The records that follow are to be transcribed in full, without their images.

:: Input

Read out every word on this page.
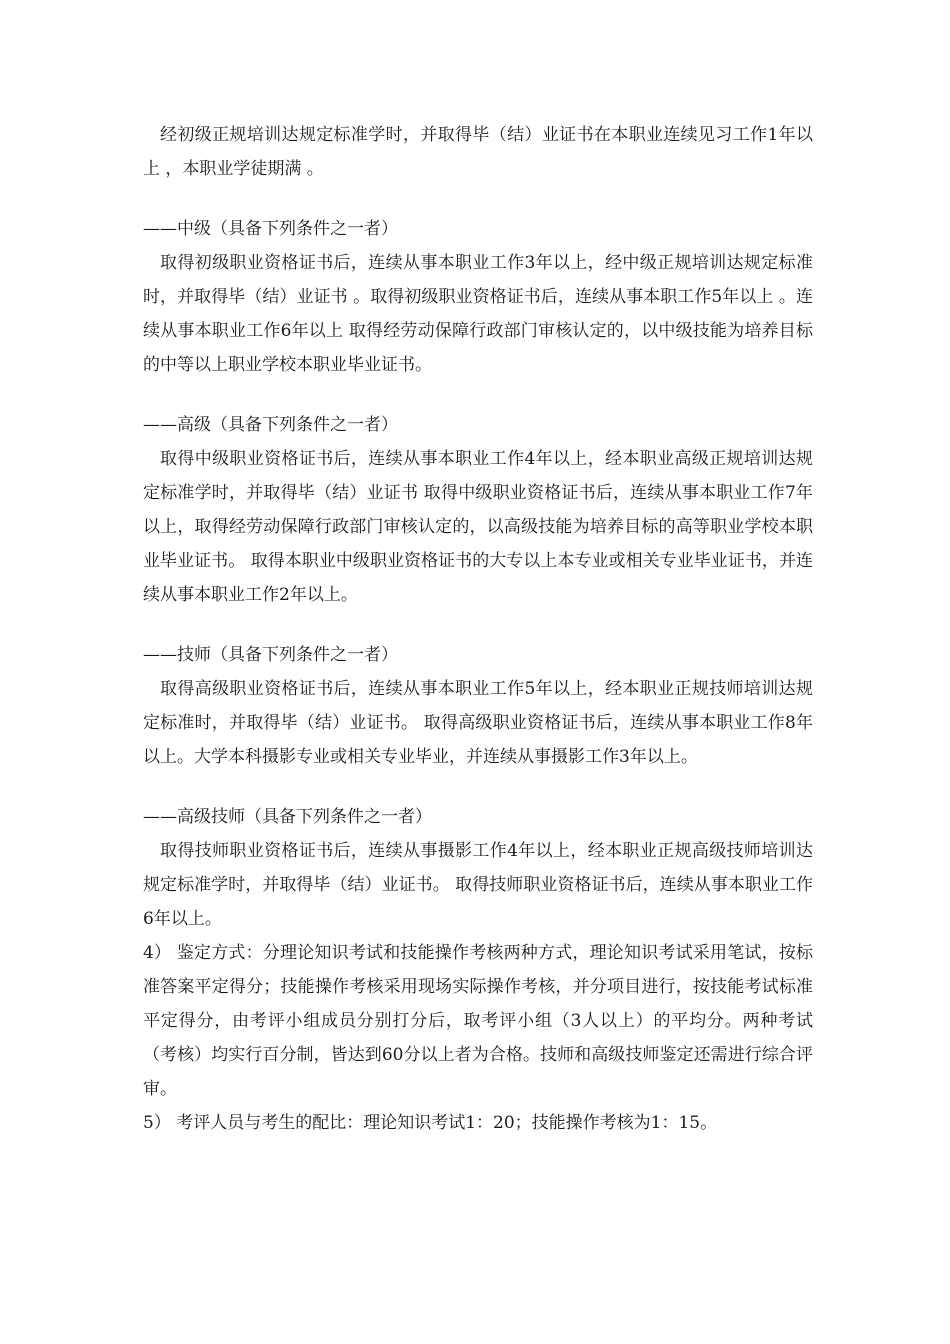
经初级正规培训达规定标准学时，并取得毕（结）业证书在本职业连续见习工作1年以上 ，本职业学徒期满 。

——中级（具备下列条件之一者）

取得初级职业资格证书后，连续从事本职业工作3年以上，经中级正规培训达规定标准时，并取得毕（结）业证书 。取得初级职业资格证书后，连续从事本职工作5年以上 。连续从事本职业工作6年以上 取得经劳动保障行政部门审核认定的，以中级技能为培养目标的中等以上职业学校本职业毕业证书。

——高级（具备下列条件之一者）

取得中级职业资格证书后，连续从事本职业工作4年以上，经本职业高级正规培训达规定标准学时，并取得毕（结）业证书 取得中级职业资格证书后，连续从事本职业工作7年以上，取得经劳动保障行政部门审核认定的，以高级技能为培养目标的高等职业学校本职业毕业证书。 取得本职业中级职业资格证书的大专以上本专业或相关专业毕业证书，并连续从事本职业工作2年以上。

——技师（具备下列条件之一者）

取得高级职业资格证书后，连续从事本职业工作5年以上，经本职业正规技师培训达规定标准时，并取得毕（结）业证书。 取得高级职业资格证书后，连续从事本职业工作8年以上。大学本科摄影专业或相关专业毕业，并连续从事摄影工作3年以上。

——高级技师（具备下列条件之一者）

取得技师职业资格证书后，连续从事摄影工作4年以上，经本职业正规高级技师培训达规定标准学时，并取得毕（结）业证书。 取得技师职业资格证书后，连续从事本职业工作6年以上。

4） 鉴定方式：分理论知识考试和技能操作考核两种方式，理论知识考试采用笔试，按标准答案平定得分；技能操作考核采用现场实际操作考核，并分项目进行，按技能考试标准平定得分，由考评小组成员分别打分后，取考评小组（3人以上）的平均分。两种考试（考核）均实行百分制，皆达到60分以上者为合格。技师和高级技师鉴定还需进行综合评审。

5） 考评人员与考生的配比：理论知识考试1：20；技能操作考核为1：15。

::::

[Written solution]
Read out every word on this page.
经初级正规培训达规定标准学时，并取得毕（结）业证书在本职业连续见习工作1年以上 ，本职业学徒期满 。

——中级（具备下列条件之一者）

取得初级职业资格证书后，连续从事本职业工作3年以上，经中级正规培训达规定标准时，并取得毕（结）业证书 。取得初级职业资格证书后，连续从事本职工作5年以上 。连续从事本职业工作6年以上 取得经劳动保障行政部门审核认定的，以中级技能为培养目标的中等以上职业学校本职业毕业证书。

——高级（具备下列条件之一者）

取得中级职业资格证书后，连续从事本职业工作4年以上，经本职业高级正规培训达规定标准学时，并取得毕（结）业证书 取得中级职业资格证书后，连续从事本职业工作7年以上，取得经劳动保障行政部门审核认定的，以高级技能为培养目标的高等职业学校本职业毕业证书。 取得本职业中级职业资格证书的大专以上本专业或相关专业毕业证书，并连续从事本职业工作2年以上。

——技师（具备下列条件之一者）

取得高级职业资格证书后，连续从事本职业工作5年以上，经本职业正规技师培训达规定标准时，并取得毕（结）业证书。 取得高级职业资格证书后，连续从事本职业工作8年以上。大学本科摄影专业或相关专业毕业，并连续从事摄影工作3年以上。

——高级技师（具备下列条件之一者）

取得技师职业资格证书后，连续从事摄影工作4年以上，经本职业正规高级技师培训达规定标准学时，并取得毕（结）业证书。 取得技师职业资格证书后，连续从事本职业工作6年以上。

4） 鉴定方式：分理论知识考试和技能操作考核两种方式，理论知识考试采用笔试，按标准答案平定得分；技能操作考核采用现场实际操作考核，并分项目进行，按技能考试标准平定得分，由考评小组成员分别打分后，取考评小组（3人以上）的平均分。两种考试（考核）均实行百分制，皆达到60分以上者为合格。技师和高级技师鉴定还需进行综合评审。

5） 考评人员与考生的配比：理论知识考试1：20；技能操作考核为1：15。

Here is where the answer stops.